> TASK REQUIREMENTS:
Using the records below, locate all lines containing "this" and return them.

> RAW RECORDS:

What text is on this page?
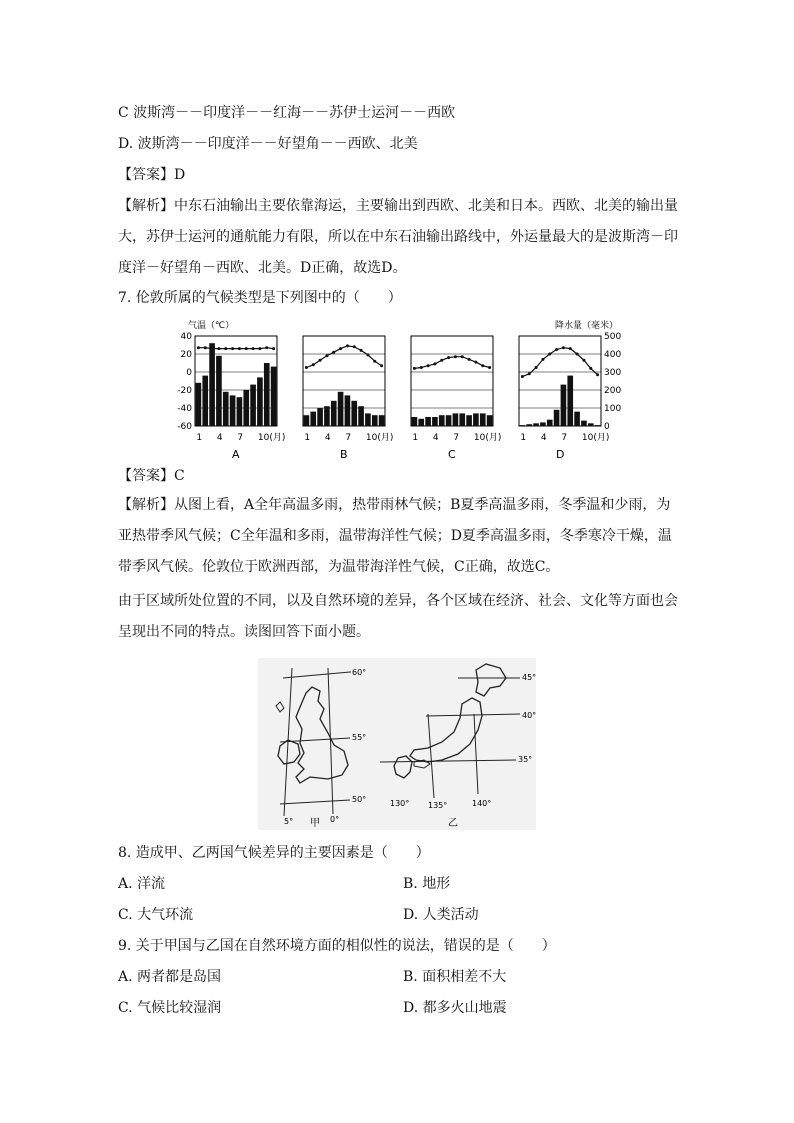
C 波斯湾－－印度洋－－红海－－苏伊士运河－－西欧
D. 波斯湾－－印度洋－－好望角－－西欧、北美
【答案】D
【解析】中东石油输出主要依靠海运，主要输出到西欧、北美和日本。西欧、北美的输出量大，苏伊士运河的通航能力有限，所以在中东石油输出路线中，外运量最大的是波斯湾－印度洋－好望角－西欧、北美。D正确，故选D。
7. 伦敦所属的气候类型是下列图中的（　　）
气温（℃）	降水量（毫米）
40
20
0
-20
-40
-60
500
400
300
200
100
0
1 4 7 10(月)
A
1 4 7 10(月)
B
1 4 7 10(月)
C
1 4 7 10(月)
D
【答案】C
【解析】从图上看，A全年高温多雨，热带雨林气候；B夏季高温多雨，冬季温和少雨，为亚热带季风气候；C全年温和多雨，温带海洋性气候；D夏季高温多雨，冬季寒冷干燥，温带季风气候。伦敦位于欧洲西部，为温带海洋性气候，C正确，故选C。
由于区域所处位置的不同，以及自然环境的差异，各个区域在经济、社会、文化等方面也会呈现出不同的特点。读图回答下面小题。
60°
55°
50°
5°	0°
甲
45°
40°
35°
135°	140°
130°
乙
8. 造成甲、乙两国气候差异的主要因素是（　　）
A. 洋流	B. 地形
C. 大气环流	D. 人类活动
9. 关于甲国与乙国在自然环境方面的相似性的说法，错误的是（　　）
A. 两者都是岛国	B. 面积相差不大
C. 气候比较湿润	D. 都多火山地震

* * *

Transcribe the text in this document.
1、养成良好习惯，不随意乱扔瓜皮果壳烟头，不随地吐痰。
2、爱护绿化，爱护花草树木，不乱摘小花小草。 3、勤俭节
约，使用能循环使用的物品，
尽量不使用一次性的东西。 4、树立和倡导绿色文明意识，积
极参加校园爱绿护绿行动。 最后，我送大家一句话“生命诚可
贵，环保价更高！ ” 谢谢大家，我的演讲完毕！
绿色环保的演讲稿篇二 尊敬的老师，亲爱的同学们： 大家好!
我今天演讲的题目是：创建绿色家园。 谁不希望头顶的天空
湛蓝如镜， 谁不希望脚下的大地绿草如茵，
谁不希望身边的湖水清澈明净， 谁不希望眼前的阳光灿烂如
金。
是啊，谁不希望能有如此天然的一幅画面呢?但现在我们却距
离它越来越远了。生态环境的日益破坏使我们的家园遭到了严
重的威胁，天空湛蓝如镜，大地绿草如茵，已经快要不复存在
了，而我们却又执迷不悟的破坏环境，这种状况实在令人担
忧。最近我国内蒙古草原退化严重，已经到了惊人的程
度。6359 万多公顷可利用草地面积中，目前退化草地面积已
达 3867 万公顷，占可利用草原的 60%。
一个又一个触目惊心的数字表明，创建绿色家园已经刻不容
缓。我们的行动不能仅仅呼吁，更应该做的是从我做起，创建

> WRITTEN ANSWER:
What text is on this page?
Transcribe the text in this document.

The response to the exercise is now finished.